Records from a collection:
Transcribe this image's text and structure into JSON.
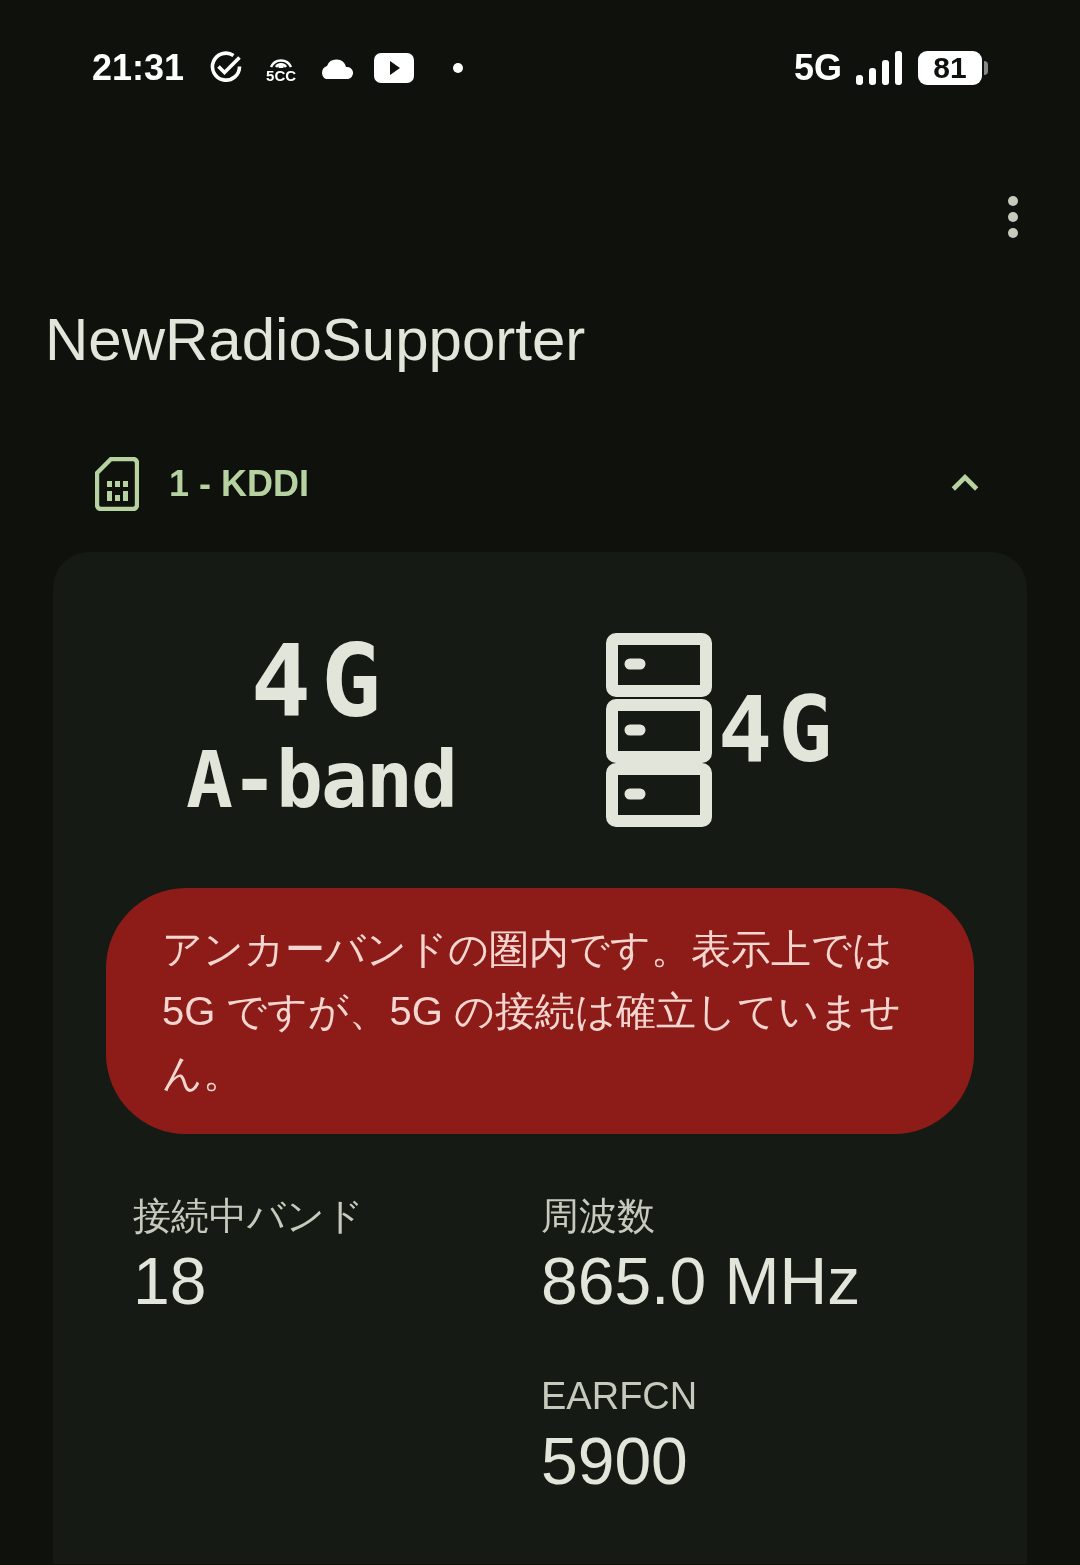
{
  "status_bar": {
    "time": "21:31",
    "notification_badge": "5CC",
    "network": "5G",
    "battery": "81"
  },
  "app_bar": {
    "title": "NewRadioSupporter"
  },
  "sim": {
    "label": "1 - KDDI",
    "expanded": true
  },
  "card": {
    "network_type": "4G",
    "band_type": "A-band",
    "stack_label": "4G",
    "warning": "アンカーバンドの圏内です。表示上では 5G ですが、5G の接続は確立していません。",
    "fields": [
      {
        "label": "接続中バンド",
        "value": "18"
      },
      {
        "label": "周波数",
        "value": "865.0 MHz"
      },
      {
        "label": "EARFCN",
        "value": "5900"
      }
    ]
  }
}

REQUEST: Images must not appear in the copy; reproduce everything else in the records verbatim.

FINAL RESULT:
Transcribe this image's text and structure into JSON.
{
  "status_bar": {
    "time": "21:31",
    "notification_badge": "5CC",
    "network": "5G",
    "battery": "81"
  },
  "app_bar": {
    "title": "NewRadioSupporter"
  },
  "sim": {
    "label": "1 - KDDI",
    "expanded": true
  },
  "card": {
    "network_type": "4G",
    "band_type": "A-band",
    "stack_label": "4G",
    "warning": "アンカーバンドの圏内です。表示上では 5G ですが、5G の接続は確立していません。",
    "fields": [
      {
        "label": "接続中バンド",
        "value": "18"
      },
      {
        "label": "周波数",
        "value": "865.0 MHz"
      },
      {
        "label": "EARFCN",
        "value": "5900"
      }
    ]
  }
}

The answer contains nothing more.